Records from a dataset:
********************

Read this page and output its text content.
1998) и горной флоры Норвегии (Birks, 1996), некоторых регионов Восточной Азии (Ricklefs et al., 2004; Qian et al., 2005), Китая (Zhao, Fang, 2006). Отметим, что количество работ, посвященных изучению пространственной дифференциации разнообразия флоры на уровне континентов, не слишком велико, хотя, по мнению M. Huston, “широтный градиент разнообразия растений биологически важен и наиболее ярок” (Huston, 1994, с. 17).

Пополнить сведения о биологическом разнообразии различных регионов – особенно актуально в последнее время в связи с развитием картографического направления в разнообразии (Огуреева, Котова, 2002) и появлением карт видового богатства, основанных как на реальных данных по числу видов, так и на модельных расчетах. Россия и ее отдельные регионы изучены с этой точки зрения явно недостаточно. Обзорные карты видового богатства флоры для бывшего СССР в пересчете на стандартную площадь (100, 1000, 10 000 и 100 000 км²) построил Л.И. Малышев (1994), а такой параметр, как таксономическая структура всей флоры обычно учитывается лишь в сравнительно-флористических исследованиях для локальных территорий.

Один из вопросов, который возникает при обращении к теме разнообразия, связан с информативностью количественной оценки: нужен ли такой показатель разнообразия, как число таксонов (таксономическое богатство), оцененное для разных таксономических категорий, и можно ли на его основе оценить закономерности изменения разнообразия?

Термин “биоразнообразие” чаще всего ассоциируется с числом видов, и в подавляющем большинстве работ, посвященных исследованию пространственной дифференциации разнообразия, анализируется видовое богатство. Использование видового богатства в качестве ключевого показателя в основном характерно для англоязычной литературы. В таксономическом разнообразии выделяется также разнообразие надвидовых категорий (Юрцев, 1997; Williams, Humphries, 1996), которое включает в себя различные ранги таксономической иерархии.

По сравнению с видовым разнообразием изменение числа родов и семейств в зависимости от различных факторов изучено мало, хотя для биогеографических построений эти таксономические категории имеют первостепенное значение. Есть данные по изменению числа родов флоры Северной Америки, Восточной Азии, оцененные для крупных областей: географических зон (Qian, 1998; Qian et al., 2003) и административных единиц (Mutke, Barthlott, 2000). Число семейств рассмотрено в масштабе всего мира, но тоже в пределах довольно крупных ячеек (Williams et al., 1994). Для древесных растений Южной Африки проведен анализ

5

********************

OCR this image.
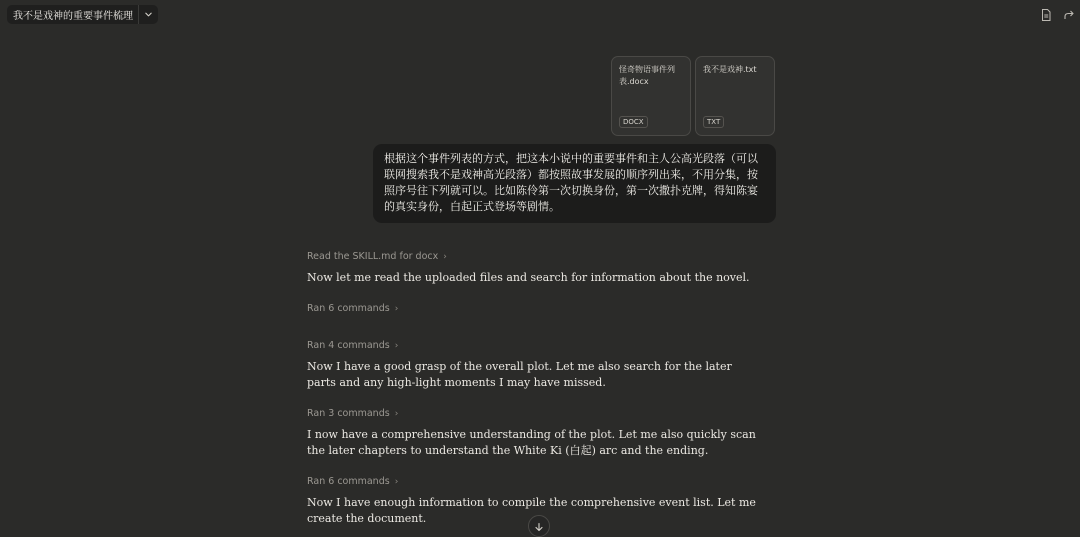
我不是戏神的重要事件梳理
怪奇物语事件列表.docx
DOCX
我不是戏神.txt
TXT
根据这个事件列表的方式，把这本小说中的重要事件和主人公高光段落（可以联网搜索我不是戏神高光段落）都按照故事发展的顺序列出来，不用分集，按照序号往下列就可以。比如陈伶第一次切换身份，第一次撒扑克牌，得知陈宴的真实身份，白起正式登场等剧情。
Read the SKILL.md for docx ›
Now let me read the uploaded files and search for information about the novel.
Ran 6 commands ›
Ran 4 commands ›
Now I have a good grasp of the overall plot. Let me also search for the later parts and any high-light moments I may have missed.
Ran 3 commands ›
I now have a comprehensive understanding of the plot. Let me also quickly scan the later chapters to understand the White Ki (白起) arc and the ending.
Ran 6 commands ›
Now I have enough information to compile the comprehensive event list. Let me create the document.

********************

Leave out every line without the string "this" and copy the rest.

Read this page and output its text content.
OCR this image.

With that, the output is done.